# Alum/Delaware Saturday?



## KWaller (Oct 3, 2010)

Anybody think Alum or Delaware will be completely iced off Saturday? Buckeye will but we need 2.5' of water


----------



## T-180 (Oct 18, 2005)

No, lots of ice to break up & melt. I hoping for next weekend, but not holding my breath. Need the level to come up to break it & some wind.


----------



## MassillonBuckeye (May 3, 2010)

I'm doing the rain dance as we speak.


----------



## fishintechnician (Jul 20, 2007)

Kyle I went to scope del out yesterday. It's still locked up. The river is opened up south of 229 but once you get to the lake it's still solid. I hope by next weekend? Not sure tho


----------



## KWaller (Oct 3, 2010)

Thanks guys! Let me know when it ends up thawing!


----------



## Lundy (Apr 5, 2004)

I drove across Alum this evening, still iced over as far as you can see both North and South from the 36/37 bridge


----------



## percidaeben (Jan 15, 2010)

Going to have a heavy North wind Wednesday-Thursday. A lot of rain also. Going to get cold for a day,but lets hope other elements fend it off. Heck, should be a good year for finding crank and stick-baits along the rip-rap.


----------



## Gottagofishn (Nov 18, 2009)

May the God of Sunshine smile upon us...... Maybe open water somewhere next weekend.... Long shot, but loadin the boat just in case...


----------



## Mr. A (Apr 23, 2012)

Alum level is rising some, or at least ice is off the shore where I could see. The main channel is thawing out rapidly, or open in some areas, and what still has ice is thin enough you can see the water through it! 

Mr. A


----------



## KWaller (Oct 3, 2010)

Mr. A said:


> Alum level is rising some, or at least ice is off the shore where I could see. The main channel is thawing out rapidly, or open in some areas, and what still has ice is thin enough you can see the water through it!
> 
> Mr. A


So you're saying there's a chance... Lol 

I'll play it by year, keep me up to date guys!


----------



## onwisc (Mar 16, 2007)

Lundy--thanks for info on Alum...if you regularly cross over Alum, please shoot me an alert when ice is gone enough for shore fishing! Thanks!


----------



## Lundy (Apr 5, 2004)

onwisc said:


> Lundy--thanks for info on Alum...if you regularly cross over Alum, please shoot me an alert when ice is gone enough for shore fishing! Thanks!


I don't cross often, but might be going back across on Friday, I'll let you know


----------



## Wdw0718 (Dec 31, 2013)

Open water around Cheshire bridge.....small open patches of water around different points...this wind and rain will help

Sent from my SCH-I535 using Ohub Campfire mobile app


----------



## Bimmer (Aug 12, 2011)

Rain may help lets hope. The single digit temp tonight may not.


----------



## Snyd (May 5, 2004)

Thanks Lundy on the info - It shouldn't be long especially with a little rain today which will help the water flow melt that ice.

- **WRITTEN INSTRUCTION 1**:
From the forum thread about ice on Alum and Delaware, reproduce the passage starting with "Kyle I went" and going on through "ends up thawing!".
- **WRITTEN INSTRUCTION 2**:
In the forum thread about ice on Alum and Delaware, from which bridge did Lundy see Alum still iced over to the north and south?
- **WRITTEN INSTRUCTION 3**:
Write the next part of the forum thread about ice on Alum and Delaware, continuing on from its last post.

- **SOURCE MATERIAL**:
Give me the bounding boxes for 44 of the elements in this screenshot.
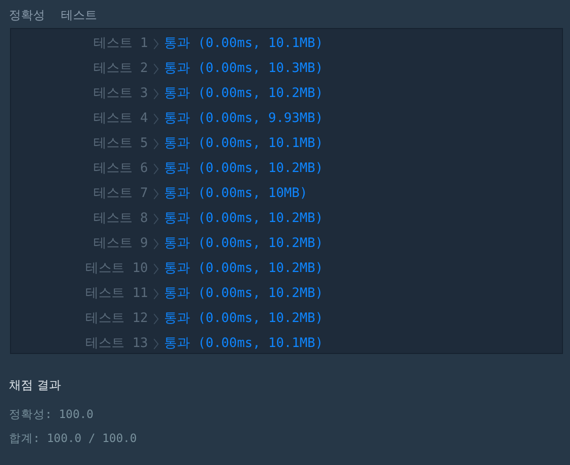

- **EXPECTED ANSWER 1**:
Kyle I went to scope del out yesterday. It's still locked up. The river is opened up south of 229 but once you get to the lake it's still solid. I hope by next weekend? Not sure tho


----------



## KWaller (Oct 3, 2010)

Thanks guys! Let me know when it ends up thawing!

- **EXPECTED ANSWER 2**:
The 36/37 bridge.

- **EXPECTED ANSWER 3**:
----------



## Mr. A (Apr 23, 2012)

I cross it twice a day going and coming from work. I'll post when the ice is gone enough to shore fish, or just gone completely.

Mr. A


----------



## onwisc (Mar 16, 2007)

Mr.A---Many thanks!


----------



## fishslim (Apr 28, 2005)

Well water south side of cheshie bridge is making great progress large opening of water there now. With wind staying up it should really start breaking it up thru that area. Also the sign spring is close the docks for ramp are now sitting in parkng lot at cheshire. Did not make it to Galena ramp area cheshire market pizza sub stopped my progress around lake. Man that was tasty. also water opened up from bridge north side of cheshire and a open crack all the way to the shore by ramp. So it should open soon as well.


----------



## KWaller (Oct 3, 2010)

Nearly 60 Friday and windy??? A little over 50 Saturday and sunny??? Anyone think it could happen Sunday?


----------



## Mr. A (Apr 23, 2012)

Well, crap! Alum was breaking up this morning. This evening the cracks were showing water in the gaps. Shoreline isn't locked up but the ice is only a few feet away. The water is on it's way up, I know because the small bay on the north side of 36/37 had a little snow in it and now it's starting to fill up.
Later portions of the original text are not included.